▶ **WHAT YOU WILL DO**: Answer with the number of lines in the listing below that contain the word "right", and nothing else.

▶ **ENTRIES PROVIDED**:
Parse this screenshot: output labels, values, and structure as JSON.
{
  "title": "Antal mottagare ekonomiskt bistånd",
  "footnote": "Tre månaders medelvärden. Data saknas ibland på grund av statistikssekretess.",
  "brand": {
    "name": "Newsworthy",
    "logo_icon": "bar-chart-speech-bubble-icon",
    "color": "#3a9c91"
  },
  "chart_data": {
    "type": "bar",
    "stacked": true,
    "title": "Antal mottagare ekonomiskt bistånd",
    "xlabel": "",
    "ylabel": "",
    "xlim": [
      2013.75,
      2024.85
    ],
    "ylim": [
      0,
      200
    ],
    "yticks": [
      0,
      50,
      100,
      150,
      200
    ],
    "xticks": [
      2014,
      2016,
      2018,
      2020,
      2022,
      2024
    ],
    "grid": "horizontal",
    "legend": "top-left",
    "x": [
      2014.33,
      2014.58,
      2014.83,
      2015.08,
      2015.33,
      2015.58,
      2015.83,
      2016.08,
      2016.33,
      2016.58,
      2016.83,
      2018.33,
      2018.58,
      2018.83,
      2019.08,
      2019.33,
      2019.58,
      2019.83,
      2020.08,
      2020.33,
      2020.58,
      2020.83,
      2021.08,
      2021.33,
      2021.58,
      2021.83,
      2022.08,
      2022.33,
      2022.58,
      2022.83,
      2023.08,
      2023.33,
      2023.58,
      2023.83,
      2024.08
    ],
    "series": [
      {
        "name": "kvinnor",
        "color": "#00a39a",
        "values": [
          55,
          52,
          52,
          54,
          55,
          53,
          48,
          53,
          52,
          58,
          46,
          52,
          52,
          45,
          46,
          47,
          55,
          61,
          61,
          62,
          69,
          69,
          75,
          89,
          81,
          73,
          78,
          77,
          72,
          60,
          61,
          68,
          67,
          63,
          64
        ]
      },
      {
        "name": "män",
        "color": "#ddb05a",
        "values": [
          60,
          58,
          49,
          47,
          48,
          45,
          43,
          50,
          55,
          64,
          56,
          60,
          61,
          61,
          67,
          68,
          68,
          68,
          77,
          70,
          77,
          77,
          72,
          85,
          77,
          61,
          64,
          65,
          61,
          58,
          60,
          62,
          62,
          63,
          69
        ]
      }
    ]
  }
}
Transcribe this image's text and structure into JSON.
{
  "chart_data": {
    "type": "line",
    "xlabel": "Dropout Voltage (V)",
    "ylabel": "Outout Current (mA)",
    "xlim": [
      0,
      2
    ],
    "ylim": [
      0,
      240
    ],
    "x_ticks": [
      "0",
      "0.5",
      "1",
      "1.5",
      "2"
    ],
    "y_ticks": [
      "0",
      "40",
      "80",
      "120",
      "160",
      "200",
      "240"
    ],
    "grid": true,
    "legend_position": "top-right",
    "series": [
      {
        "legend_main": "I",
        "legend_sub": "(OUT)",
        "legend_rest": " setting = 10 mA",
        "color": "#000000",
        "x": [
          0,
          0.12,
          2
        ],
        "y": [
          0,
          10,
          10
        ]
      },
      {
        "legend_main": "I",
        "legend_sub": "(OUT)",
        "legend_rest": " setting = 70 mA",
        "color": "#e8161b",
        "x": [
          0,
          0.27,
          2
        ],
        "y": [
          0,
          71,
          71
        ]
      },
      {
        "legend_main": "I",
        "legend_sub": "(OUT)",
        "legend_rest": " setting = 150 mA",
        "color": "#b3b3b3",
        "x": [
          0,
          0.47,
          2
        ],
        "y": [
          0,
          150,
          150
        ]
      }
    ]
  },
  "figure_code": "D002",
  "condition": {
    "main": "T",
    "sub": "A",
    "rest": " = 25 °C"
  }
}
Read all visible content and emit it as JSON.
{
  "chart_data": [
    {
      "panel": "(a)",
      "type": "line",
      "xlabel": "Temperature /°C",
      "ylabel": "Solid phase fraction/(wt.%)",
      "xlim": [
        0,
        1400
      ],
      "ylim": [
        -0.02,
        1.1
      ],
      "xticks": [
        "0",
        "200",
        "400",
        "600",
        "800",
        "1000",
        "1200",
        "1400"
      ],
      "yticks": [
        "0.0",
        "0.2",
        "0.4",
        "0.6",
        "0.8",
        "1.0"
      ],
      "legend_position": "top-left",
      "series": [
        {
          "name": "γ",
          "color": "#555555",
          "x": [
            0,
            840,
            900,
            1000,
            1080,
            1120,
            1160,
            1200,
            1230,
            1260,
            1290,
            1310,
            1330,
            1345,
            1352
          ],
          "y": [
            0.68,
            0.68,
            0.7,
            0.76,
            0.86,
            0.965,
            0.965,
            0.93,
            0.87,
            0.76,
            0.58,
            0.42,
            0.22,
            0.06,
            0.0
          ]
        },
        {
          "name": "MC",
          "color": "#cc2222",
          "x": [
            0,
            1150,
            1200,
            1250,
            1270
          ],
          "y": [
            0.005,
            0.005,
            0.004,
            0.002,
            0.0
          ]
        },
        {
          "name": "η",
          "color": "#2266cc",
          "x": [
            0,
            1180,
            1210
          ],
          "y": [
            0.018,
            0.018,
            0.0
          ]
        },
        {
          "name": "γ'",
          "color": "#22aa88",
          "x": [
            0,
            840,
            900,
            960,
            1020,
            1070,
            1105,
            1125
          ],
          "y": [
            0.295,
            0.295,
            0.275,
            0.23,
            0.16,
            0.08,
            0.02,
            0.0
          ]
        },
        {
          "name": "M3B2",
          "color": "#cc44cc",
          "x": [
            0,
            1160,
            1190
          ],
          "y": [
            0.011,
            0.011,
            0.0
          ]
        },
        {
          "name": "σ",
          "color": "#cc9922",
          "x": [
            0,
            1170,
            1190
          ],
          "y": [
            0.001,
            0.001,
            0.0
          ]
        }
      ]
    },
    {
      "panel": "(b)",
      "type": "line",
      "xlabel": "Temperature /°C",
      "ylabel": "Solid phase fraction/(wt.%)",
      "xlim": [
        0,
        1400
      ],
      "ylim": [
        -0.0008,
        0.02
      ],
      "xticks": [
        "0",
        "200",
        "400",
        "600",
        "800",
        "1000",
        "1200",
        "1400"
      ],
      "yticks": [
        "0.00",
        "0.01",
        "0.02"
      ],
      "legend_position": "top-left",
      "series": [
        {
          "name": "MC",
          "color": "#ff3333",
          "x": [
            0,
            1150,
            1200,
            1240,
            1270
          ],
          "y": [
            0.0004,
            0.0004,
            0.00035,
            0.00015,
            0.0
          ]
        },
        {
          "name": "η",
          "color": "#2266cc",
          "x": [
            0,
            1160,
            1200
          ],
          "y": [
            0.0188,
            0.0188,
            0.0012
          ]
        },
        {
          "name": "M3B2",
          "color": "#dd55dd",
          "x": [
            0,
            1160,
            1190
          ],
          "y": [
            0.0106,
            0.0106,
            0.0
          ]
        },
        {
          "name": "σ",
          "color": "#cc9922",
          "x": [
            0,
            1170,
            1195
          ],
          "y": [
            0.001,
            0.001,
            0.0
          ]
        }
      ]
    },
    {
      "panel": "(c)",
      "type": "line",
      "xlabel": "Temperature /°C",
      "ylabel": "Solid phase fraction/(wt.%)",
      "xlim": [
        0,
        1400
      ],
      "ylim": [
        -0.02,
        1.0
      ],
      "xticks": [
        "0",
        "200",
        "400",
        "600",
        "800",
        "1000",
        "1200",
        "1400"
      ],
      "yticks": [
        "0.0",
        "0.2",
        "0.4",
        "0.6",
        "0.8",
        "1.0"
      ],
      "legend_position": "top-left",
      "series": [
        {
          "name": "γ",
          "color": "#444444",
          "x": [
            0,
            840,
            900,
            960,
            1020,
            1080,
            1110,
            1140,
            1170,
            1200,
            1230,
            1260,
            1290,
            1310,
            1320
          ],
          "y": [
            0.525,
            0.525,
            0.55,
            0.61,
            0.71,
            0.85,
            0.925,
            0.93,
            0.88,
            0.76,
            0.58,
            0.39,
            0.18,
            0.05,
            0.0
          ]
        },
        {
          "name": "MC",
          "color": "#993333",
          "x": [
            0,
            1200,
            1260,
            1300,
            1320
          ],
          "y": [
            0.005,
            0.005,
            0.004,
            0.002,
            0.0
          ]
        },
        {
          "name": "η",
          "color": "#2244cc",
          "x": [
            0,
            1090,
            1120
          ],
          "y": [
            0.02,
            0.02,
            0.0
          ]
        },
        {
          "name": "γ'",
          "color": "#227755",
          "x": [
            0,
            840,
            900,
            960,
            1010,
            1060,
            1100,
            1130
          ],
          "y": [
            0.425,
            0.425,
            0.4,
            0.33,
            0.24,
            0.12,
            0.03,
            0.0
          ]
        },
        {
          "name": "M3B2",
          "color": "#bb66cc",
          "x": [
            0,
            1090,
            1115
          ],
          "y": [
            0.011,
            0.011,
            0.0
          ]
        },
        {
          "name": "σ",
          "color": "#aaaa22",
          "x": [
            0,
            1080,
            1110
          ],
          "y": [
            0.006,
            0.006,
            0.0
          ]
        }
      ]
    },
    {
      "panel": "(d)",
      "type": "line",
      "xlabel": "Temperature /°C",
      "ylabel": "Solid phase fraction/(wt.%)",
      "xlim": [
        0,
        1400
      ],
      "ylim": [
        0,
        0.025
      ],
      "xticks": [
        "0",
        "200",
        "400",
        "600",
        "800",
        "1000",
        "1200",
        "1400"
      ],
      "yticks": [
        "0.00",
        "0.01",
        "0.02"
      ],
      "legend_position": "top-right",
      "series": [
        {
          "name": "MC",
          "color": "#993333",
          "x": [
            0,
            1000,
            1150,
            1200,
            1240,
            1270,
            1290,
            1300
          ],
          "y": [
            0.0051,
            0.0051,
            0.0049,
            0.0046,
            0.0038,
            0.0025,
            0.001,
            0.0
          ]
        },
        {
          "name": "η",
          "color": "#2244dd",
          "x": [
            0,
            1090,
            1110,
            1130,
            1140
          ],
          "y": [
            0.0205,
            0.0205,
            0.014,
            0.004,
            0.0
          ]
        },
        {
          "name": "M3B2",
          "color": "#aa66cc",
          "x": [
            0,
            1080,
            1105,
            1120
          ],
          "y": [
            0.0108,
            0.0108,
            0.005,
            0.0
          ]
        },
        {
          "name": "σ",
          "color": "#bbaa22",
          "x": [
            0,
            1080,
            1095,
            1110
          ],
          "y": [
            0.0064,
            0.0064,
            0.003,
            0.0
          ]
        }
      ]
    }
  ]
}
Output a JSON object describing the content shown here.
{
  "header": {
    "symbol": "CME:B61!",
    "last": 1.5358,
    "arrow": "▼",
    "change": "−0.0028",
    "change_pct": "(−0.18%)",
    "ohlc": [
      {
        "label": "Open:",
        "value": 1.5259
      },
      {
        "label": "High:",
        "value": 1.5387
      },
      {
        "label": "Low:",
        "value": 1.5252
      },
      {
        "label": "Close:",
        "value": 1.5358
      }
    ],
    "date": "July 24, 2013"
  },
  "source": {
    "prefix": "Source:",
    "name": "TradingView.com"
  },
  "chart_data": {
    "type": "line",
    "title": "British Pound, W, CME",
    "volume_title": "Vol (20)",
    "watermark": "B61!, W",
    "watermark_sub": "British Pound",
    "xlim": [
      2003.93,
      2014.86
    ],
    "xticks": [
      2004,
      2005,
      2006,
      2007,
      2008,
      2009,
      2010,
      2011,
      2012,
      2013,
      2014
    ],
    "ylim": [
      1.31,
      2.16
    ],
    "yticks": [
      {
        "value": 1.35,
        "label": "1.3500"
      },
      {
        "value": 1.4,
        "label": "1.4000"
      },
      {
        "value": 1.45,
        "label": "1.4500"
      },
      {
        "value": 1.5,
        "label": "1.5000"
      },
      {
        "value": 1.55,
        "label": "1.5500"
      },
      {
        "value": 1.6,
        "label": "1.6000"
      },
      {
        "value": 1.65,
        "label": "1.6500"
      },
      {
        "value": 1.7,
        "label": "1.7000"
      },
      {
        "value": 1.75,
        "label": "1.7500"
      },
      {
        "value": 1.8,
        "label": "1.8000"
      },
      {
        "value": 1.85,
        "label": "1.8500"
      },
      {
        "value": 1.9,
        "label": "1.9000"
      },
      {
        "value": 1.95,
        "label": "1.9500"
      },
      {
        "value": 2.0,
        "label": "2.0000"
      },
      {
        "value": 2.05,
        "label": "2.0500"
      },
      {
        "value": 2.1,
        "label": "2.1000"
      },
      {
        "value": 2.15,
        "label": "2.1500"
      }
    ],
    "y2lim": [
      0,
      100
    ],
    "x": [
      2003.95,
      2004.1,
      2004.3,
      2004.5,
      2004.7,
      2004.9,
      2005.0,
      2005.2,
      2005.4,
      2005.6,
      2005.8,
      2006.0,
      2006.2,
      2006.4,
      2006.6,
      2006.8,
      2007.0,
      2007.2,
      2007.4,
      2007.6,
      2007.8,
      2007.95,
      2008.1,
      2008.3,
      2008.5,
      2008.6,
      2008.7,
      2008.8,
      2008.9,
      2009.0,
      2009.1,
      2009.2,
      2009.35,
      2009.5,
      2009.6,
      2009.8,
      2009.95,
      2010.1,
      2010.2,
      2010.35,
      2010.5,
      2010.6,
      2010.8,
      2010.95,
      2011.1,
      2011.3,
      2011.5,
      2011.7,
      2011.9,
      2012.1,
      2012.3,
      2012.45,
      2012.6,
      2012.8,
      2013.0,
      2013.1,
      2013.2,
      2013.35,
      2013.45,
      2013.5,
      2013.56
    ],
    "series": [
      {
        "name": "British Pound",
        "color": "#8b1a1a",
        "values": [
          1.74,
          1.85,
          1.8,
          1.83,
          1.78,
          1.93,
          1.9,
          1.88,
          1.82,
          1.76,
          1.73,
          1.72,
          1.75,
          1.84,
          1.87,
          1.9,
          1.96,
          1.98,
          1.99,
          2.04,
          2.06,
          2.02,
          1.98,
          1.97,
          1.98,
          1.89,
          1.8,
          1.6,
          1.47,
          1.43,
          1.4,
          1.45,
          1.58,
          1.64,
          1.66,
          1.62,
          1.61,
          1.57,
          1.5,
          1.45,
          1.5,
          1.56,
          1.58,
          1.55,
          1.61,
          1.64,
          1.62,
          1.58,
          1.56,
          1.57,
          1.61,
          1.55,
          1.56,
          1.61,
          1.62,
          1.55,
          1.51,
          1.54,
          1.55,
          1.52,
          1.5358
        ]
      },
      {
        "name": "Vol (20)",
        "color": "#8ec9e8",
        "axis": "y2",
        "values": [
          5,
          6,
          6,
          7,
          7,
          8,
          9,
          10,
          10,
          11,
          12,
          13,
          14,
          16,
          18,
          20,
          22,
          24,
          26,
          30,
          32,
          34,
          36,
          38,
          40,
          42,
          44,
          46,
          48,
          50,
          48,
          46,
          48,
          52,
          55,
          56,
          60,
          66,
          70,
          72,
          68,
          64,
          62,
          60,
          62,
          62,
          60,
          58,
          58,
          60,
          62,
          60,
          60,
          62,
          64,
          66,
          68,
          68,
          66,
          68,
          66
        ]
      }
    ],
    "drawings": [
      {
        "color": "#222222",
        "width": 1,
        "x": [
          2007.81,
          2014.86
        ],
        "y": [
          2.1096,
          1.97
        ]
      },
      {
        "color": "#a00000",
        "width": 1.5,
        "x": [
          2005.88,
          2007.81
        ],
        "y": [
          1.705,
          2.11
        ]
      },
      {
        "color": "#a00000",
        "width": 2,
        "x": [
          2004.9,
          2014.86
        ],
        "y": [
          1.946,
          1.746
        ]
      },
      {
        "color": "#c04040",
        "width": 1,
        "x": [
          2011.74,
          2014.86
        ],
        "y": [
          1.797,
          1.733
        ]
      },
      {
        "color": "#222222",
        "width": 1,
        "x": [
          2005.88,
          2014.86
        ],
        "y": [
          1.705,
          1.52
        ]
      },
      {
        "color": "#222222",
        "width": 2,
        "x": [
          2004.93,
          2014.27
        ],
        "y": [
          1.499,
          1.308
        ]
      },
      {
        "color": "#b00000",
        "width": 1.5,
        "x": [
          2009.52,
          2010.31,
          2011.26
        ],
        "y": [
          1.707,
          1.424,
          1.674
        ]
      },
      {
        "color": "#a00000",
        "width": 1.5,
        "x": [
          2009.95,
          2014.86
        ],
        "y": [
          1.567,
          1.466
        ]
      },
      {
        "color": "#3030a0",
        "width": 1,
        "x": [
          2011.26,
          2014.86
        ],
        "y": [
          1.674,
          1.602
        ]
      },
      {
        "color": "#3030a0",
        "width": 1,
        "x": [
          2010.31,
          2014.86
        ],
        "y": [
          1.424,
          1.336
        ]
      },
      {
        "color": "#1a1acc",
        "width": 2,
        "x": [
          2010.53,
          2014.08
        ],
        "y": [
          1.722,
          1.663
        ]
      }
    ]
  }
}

▶ **ANSWER TO THE PROBLEM**: 2